» Task statement:
Search the listing below for "content". Copy each matching line.
#### Data for processing ####
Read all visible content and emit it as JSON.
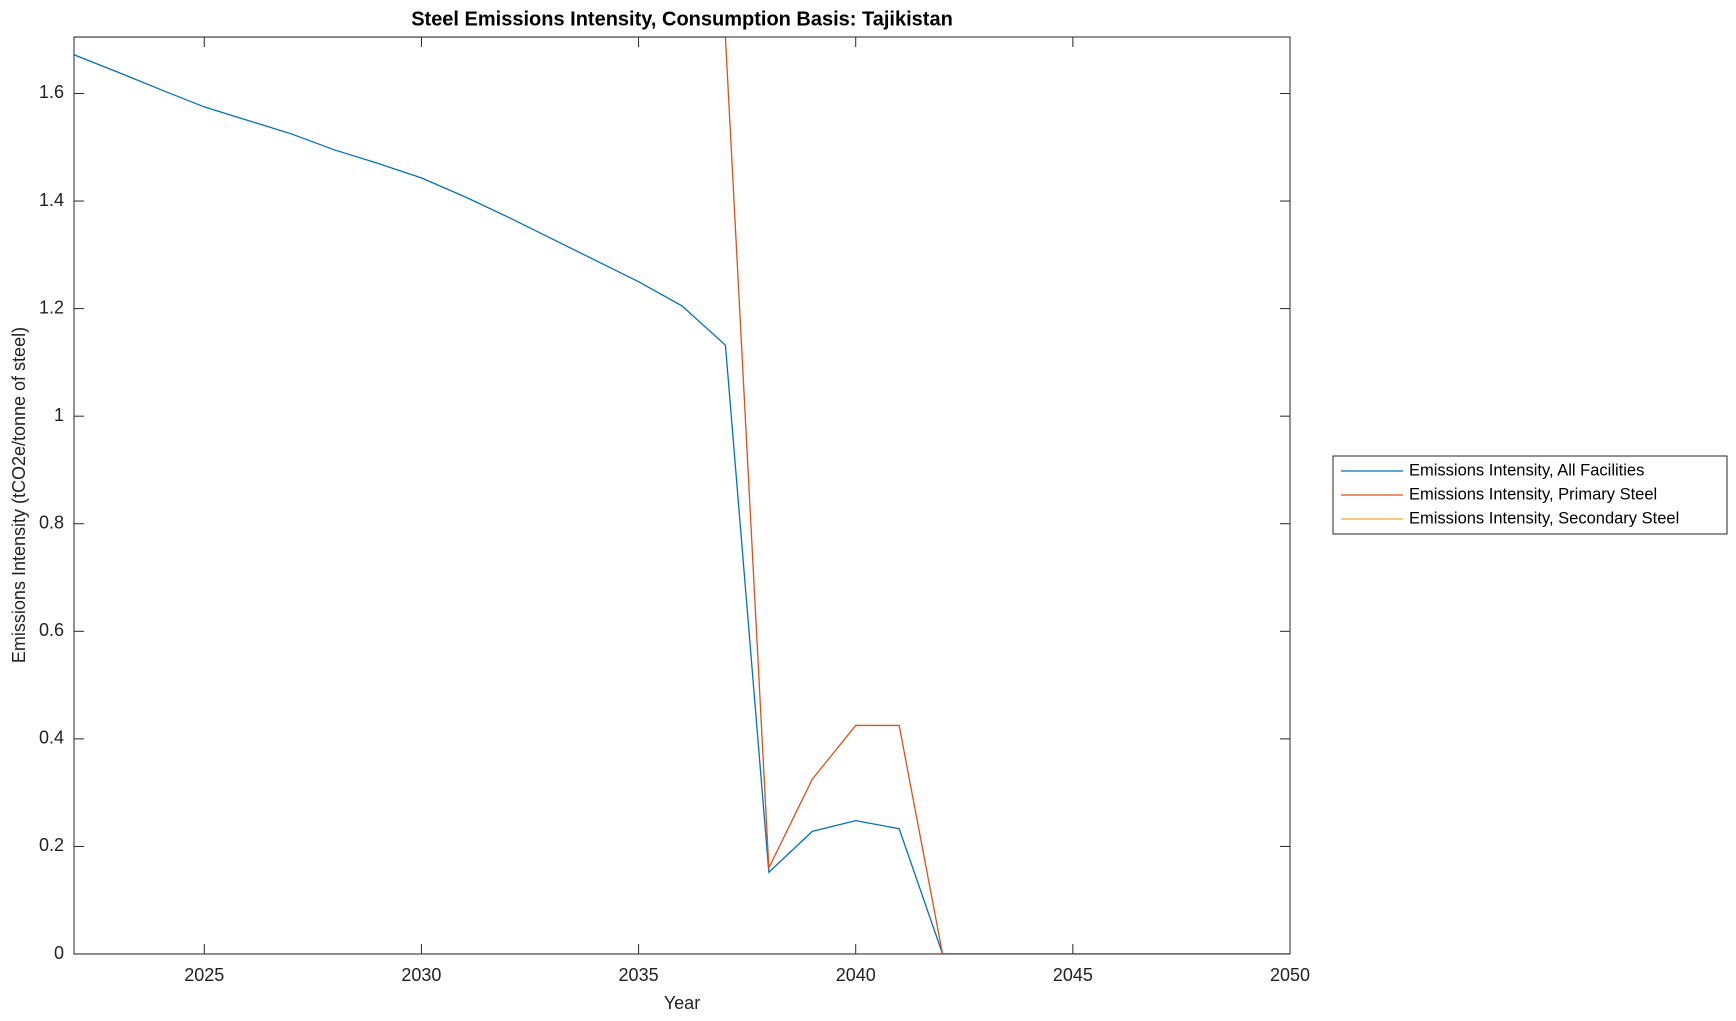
{
  "chart_data": {
    "type": "line",
    "title": "Steel Emissions Intensity, Consumption Basis: Tajikistan",
    "x_label": "Year",
    "y_label": "Emissions Intensity (tCO2e/tonne of steel)",
    "x": [
      2022,
      2023,
      2024,
      2025,
      2026,
      2027,
      2028,
      2029,
      2030,
      2031,
      2032,
      2033,
      2034,
      2035,
      2036,
      2037,
      2038,
      2039,
      2040,
      2041,
      2042,
      2043,
      2044,
      2045,
      2046,
      2047,
      2048,
      2049,
      2050
    ],
    "series": [
      {
        "name": "Emissions Intensity, All Facilities",
        "color": "#0072bd",
        "values": [
          1.672,
          1.64,
          1.607,
          1.575,
          1.55,
          1.525,
          1.495,
          1.47,
          1.443,
          1.408,
          1.37,
          1.33,
          1.29,
          1.25,
          1.205,
          1.132,
          0.152,
          0.228,
          0.248,
          0.233,
          0,
          0,
          0,
          0,
          0,
          0,
          0,
          0,
          0
        ]
      },
      {
        "name": "Emissions Intensity, Primary Steel",
        "color": "#d95319",
        "values": [
          1.705,
          1.705,
          1.705,
          1.705,
          1.705,
          1.705,
          1.705,
          1.705,
          1.705,
          1.705,
          1.705,
          1.705,
          1.705,
          1.705,
          1.705,
          1.705,
          0.16,
          0.325,
          0.425,
          0.425,
          0,
          0,
          0,
          0,
          0,
          0,
          0,
          0,
          0
        ]
      },
      {
        "name": "Emissions Intensity, Secondary Steel",
        "color": "#edb120",
        "values": [
          0,
          0,
          0,
          0,
          0,
          0,
          0,
          0,
          0,
          0,
          0,
          0,
          0,
          0,
          0,
          0,
          0,
          0,
          0,
          0,
          0,
          0,
          0,
          0,
          0,
          0,
          0,
          0,
          0
        ]
      }
    ],
    "xlim": [
      2022,
      2050
    ],
    "xticks": [
      2025,
      2030,
      2035,
      2040,
      2045,
      2050
    ],
    "ylim": [
      0,
      1.705
    ],
    "yticks": [
      0,
      0.2,
      0.4,
      0.6,
      0.8,
      1,
      1.2,
      1.4,
      1.6
    ],
    "grid": false,
    "legend": "outside-right"
  }
}
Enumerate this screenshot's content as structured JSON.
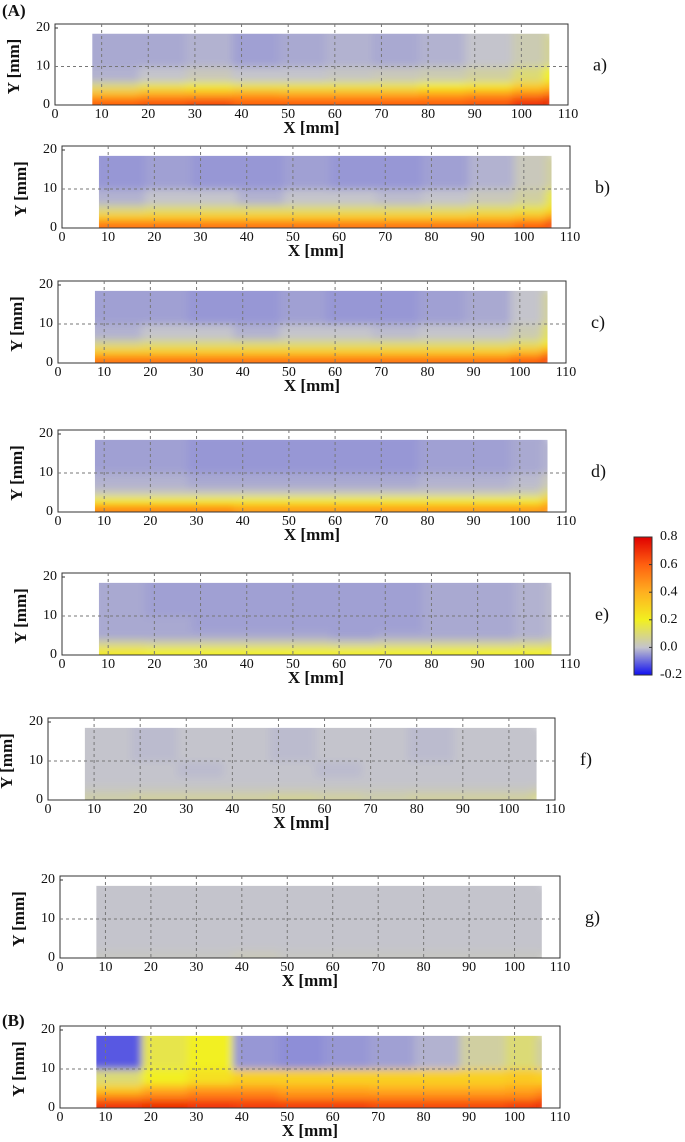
####
» Result:
Read all visible content and emit it as JSON.
Enumerate this screenshot's content as structured JSON.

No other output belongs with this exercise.